Stated exercise:
Your task is to gather the lines below that hold the string "company".

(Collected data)
----------------

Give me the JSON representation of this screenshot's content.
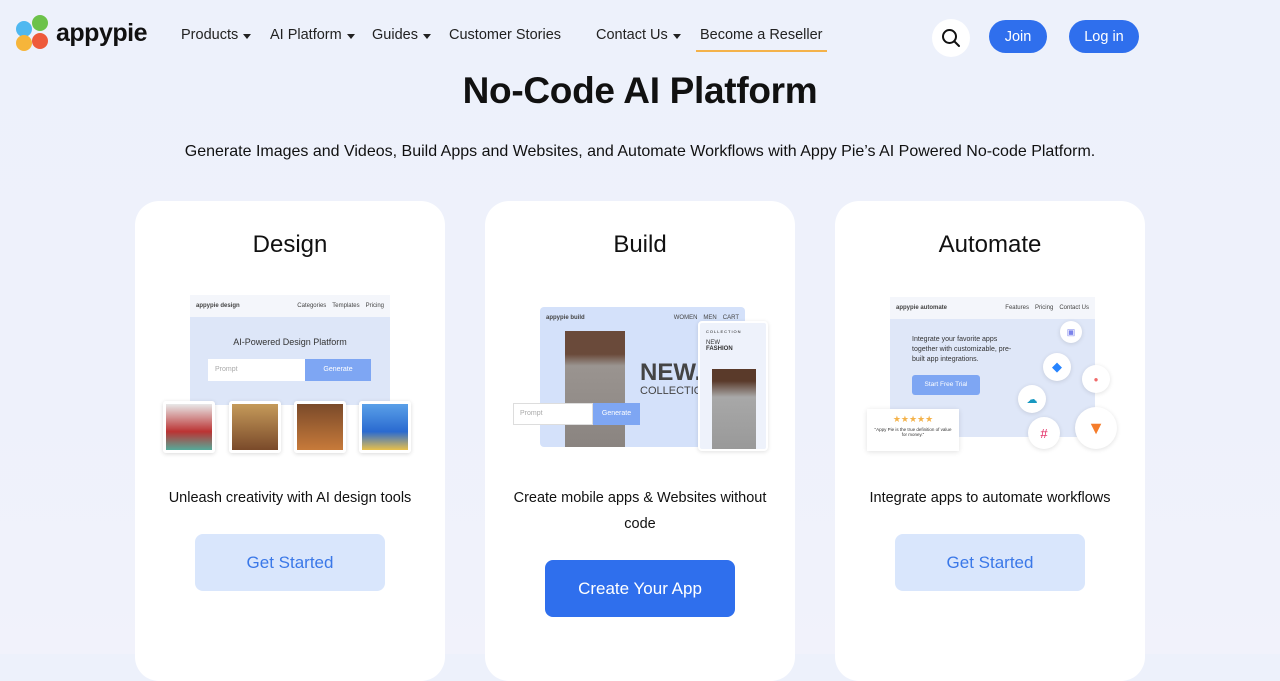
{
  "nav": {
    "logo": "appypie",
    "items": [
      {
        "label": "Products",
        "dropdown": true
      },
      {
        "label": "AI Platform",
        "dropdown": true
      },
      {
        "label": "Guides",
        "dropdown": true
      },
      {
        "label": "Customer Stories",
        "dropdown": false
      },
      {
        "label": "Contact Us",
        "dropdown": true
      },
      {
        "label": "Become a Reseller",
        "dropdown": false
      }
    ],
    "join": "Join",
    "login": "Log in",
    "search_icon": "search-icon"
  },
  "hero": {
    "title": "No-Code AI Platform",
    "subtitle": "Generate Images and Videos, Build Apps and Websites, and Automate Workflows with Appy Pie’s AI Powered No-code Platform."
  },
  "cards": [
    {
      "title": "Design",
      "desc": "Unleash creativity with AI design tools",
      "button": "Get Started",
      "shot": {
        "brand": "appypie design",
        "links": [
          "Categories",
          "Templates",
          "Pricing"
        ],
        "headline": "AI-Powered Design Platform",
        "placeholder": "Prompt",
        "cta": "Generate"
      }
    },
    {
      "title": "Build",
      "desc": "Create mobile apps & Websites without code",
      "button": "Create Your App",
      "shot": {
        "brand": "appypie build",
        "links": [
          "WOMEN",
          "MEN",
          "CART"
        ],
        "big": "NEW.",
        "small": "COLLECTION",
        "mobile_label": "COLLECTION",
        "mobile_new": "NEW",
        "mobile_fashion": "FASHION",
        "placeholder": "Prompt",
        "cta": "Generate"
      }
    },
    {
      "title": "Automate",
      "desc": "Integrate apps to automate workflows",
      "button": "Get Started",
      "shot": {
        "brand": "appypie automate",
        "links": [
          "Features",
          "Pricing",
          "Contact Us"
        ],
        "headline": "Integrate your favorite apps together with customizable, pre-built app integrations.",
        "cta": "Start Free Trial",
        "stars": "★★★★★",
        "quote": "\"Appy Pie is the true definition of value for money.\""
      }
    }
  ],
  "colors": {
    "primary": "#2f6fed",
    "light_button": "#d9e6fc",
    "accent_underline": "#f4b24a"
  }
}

----------------

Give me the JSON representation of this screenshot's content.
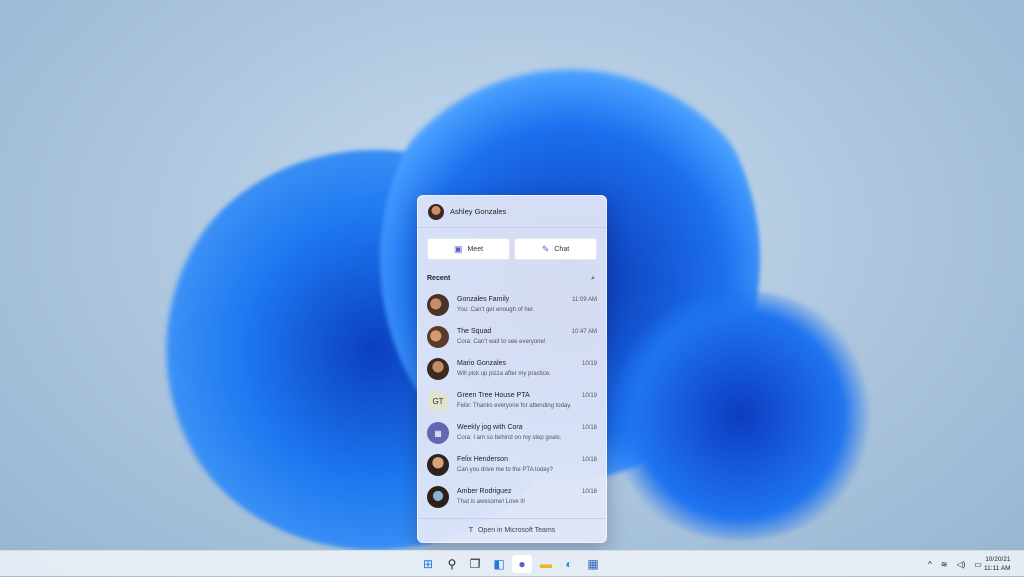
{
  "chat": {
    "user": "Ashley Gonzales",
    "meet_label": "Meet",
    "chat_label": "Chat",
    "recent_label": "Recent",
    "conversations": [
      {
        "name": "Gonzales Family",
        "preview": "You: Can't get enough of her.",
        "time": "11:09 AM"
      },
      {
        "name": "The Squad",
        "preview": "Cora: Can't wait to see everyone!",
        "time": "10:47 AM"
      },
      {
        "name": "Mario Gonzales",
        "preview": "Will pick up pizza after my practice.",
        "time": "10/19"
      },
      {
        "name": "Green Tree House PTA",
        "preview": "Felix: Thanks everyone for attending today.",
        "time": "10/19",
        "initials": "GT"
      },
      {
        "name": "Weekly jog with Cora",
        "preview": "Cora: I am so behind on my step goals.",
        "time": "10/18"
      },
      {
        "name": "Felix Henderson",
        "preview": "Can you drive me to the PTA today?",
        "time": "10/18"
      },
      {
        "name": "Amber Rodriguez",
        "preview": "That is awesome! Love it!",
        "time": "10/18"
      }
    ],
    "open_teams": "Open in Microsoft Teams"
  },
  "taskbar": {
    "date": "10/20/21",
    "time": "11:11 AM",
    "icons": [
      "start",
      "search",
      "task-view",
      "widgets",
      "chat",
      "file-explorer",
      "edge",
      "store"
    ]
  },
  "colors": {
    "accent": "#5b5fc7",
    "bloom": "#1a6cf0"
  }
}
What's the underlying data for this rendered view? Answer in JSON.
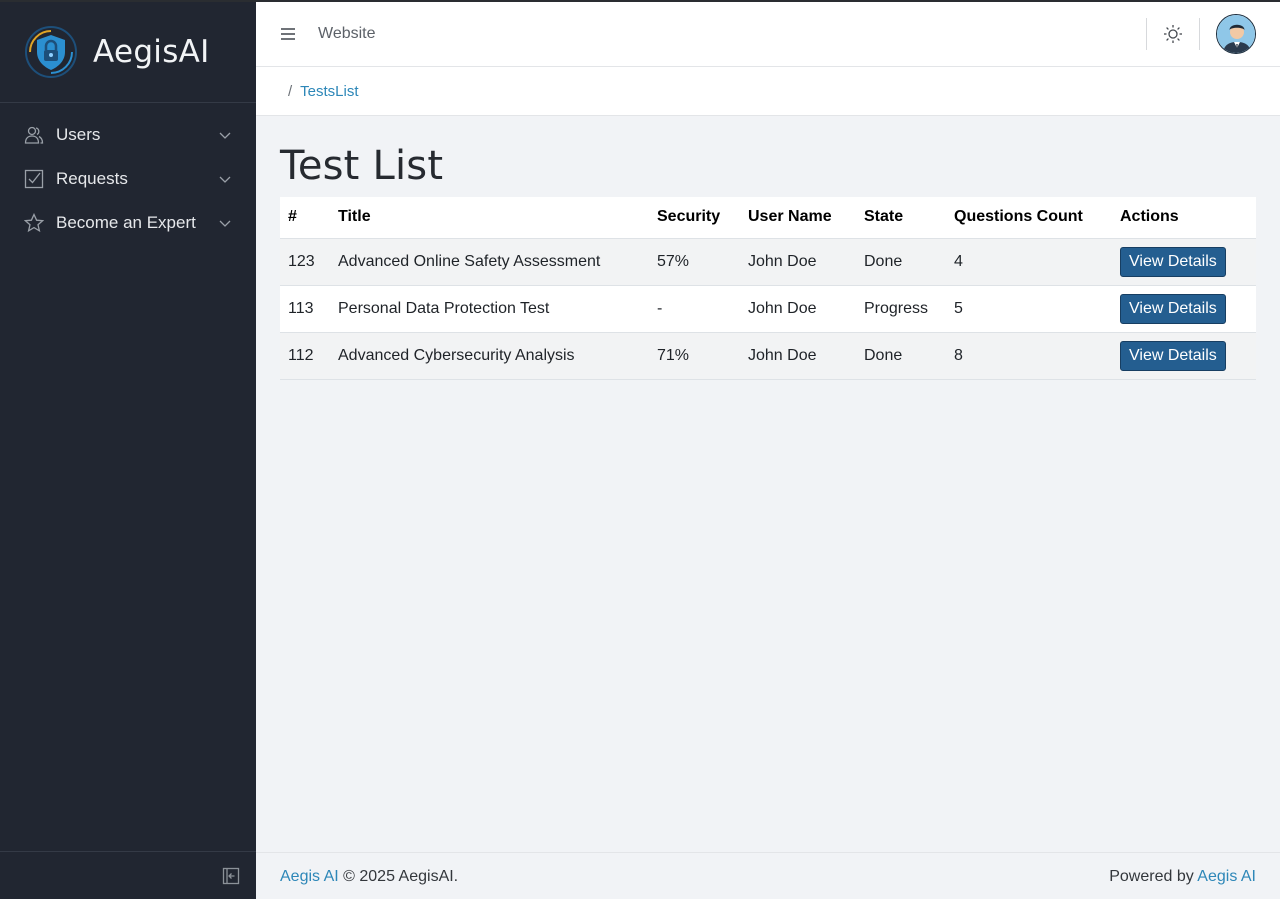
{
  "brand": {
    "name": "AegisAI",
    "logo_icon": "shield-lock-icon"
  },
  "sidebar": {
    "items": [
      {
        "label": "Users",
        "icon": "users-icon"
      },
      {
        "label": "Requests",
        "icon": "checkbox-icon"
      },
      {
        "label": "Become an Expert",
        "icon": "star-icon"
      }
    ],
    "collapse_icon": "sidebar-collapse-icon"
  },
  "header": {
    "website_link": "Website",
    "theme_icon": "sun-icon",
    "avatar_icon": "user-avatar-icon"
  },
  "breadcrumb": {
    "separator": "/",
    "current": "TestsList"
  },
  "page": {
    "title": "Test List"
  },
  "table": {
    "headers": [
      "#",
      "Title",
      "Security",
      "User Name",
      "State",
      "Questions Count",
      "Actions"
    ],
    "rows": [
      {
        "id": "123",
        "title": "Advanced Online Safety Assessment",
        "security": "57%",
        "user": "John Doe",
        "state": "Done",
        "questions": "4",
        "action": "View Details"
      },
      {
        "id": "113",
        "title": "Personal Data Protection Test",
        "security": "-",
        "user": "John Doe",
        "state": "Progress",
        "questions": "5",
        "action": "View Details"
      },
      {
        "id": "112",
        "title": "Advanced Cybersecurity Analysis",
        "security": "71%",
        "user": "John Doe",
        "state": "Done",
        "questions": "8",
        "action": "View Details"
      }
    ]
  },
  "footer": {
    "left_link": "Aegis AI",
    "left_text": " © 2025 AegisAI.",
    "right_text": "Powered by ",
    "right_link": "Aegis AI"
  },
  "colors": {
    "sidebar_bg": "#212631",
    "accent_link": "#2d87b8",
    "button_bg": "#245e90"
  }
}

----------------

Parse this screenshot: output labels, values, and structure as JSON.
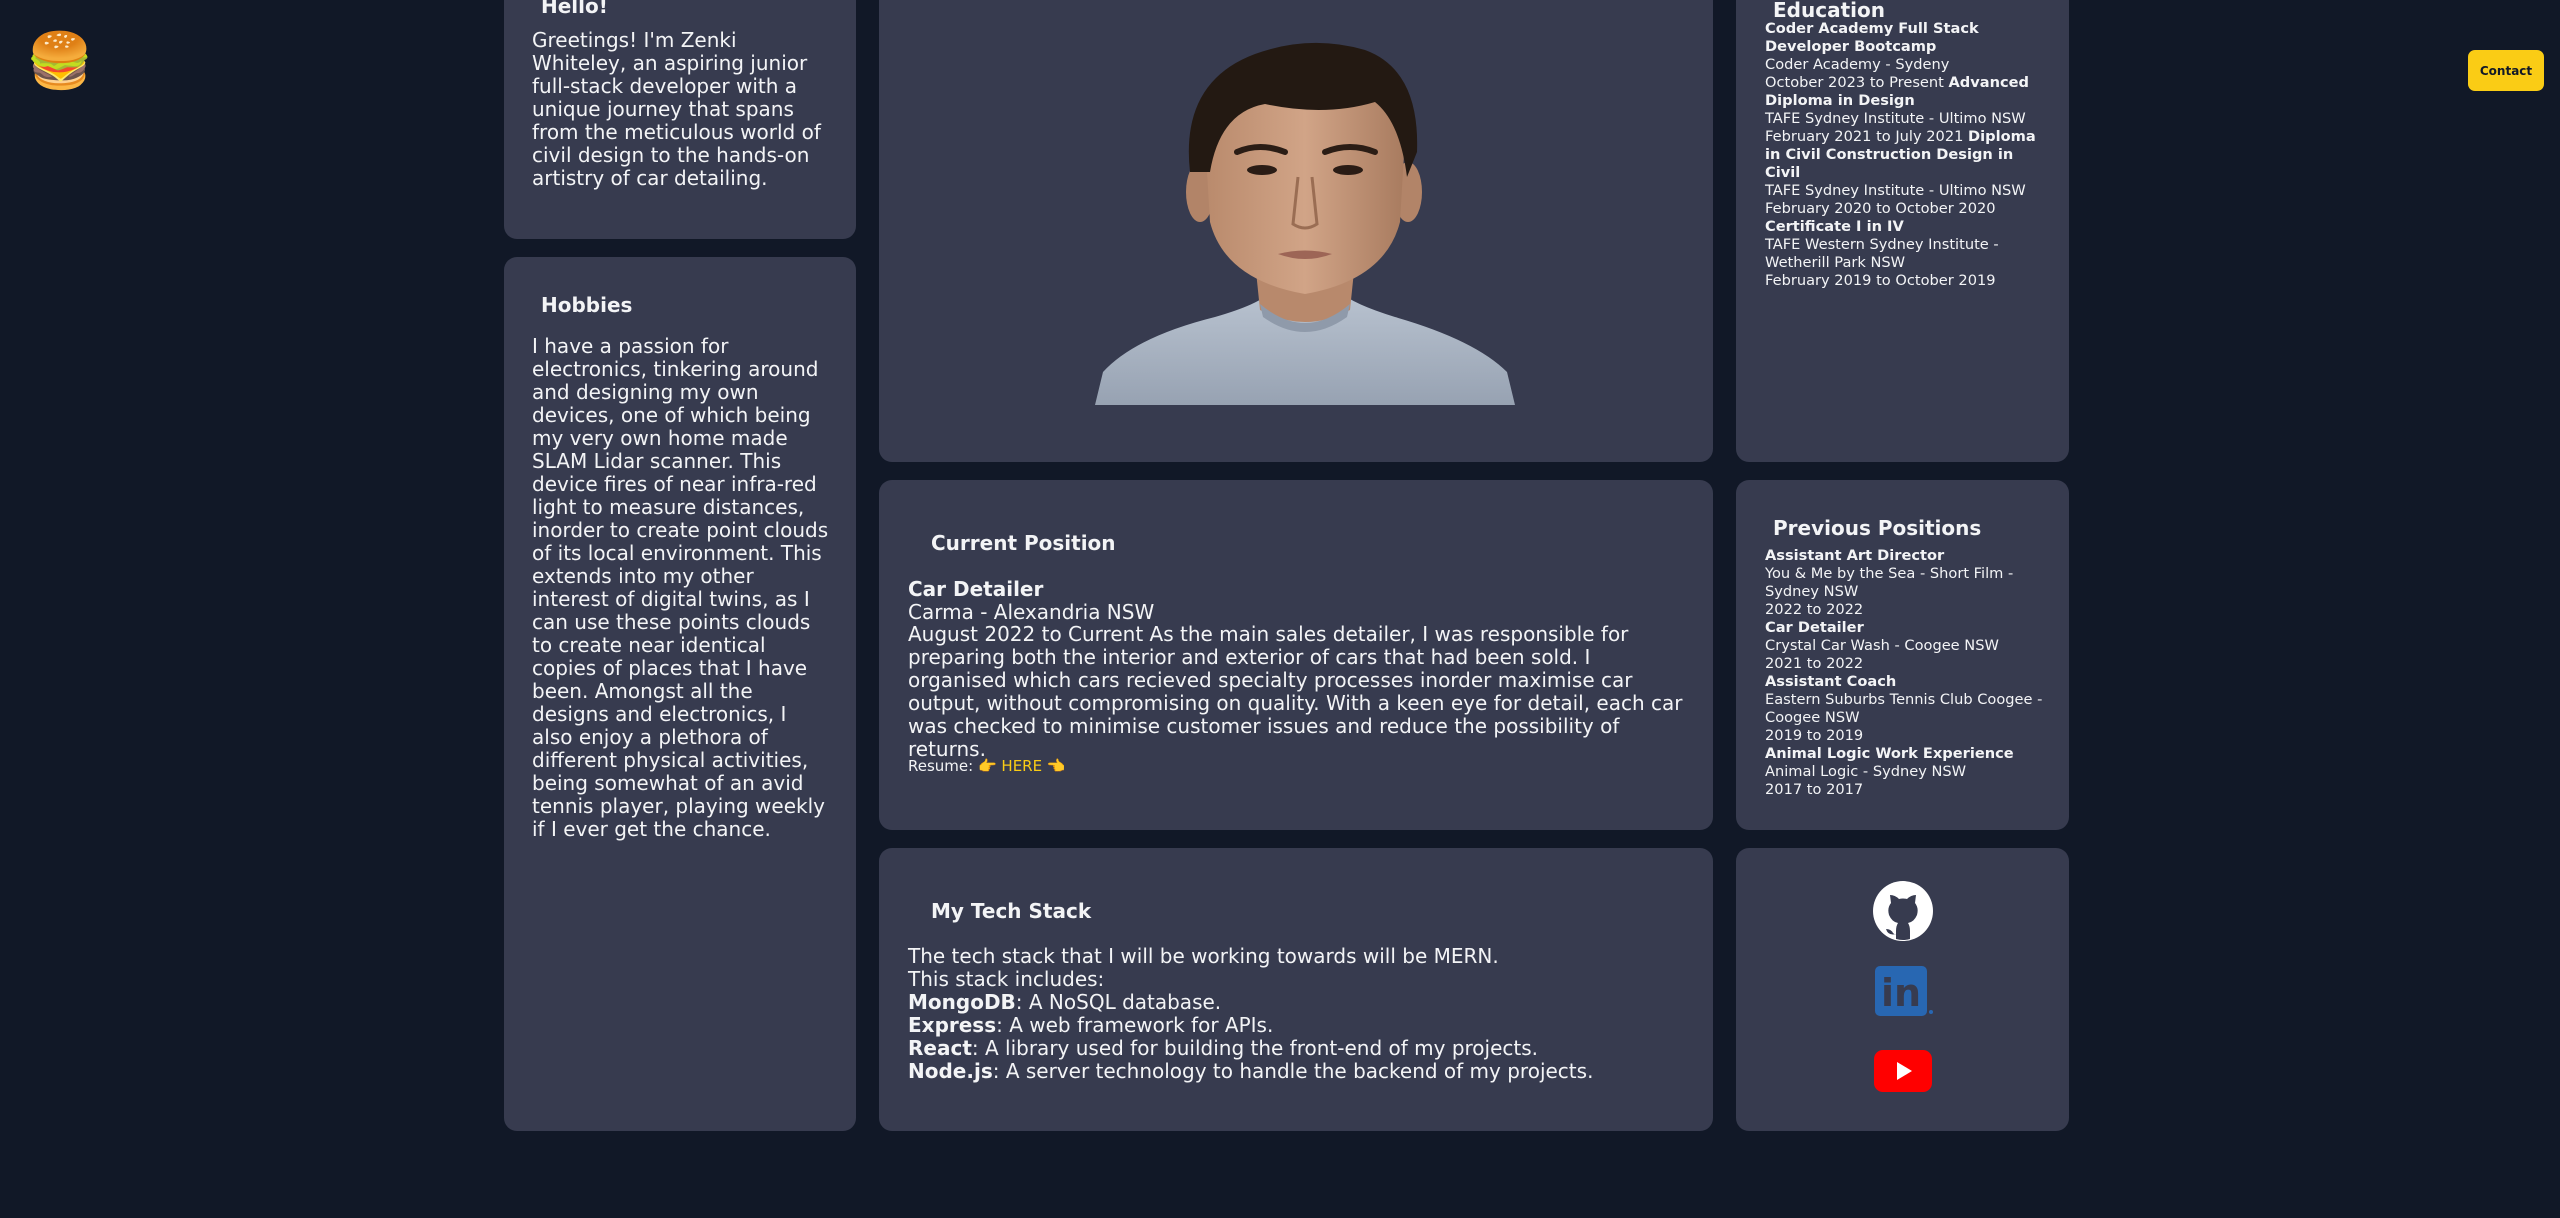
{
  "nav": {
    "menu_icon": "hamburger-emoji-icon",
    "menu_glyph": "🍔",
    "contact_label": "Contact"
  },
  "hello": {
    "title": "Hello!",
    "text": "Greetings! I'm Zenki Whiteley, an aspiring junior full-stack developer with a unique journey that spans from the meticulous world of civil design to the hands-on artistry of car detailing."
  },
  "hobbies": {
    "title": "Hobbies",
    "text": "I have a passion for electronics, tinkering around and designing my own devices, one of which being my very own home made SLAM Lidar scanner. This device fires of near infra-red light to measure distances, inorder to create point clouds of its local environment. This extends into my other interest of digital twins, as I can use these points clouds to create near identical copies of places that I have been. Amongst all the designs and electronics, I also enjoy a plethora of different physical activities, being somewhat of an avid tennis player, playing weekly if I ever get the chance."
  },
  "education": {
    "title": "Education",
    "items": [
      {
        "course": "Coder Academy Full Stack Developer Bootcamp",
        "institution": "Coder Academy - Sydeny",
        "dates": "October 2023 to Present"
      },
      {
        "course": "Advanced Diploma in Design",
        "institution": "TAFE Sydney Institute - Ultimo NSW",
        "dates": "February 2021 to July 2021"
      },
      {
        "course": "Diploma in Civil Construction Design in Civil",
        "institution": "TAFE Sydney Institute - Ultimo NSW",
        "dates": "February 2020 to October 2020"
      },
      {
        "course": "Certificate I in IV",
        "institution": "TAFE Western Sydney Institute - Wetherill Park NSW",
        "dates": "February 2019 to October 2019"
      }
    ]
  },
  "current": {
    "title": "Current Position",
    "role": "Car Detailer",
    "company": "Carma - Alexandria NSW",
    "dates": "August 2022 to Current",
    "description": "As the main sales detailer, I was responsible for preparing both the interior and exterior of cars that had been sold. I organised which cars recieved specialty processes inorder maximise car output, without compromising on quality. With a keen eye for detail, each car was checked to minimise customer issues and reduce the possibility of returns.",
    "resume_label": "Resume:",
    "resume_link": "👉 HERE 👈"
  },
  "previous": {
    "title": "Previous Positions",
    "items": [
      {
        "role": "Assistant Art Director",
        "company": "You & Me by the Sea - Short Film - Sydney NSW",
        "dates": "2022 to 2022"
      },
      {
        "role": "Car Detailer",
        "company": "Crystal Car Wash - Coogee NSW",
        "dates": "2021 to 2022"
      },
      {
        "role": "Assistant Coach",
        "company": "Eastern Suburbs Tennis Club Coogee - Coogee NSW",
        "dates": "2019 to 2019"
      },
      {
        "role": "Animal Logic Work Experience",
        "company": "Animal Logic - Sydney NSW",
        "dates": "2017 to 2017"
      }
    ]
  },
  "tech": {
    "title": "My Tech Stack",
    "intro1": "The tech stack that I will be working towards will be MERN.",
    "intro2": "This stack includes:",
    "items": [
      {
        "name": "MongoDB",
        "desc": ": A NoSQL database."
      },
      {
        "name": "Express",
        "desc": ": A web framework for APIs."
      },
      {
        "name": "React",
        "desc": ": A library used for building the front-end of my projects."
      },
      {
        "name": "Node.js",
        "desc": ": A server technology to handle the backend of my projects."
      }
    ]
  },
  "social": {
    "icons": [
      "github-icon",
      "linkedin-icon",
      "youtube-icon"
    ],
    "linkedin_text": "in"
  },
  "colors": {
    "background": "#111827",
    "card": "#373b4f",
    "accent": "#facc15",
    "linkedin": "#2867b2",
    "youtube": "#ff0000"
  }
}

----------------

Response:
    "company": "Carma - Alexandria NSW",
        "company": "You & Me by the Sea - Short Film - Sydney NSW",
        "company": "Crystal Car Wash - Coogee NSW",
        "company": "Eastern Suburbs Tennis Club Coogee - Coogee NSW",
        "company": "Animal Logic - Sydney NSW",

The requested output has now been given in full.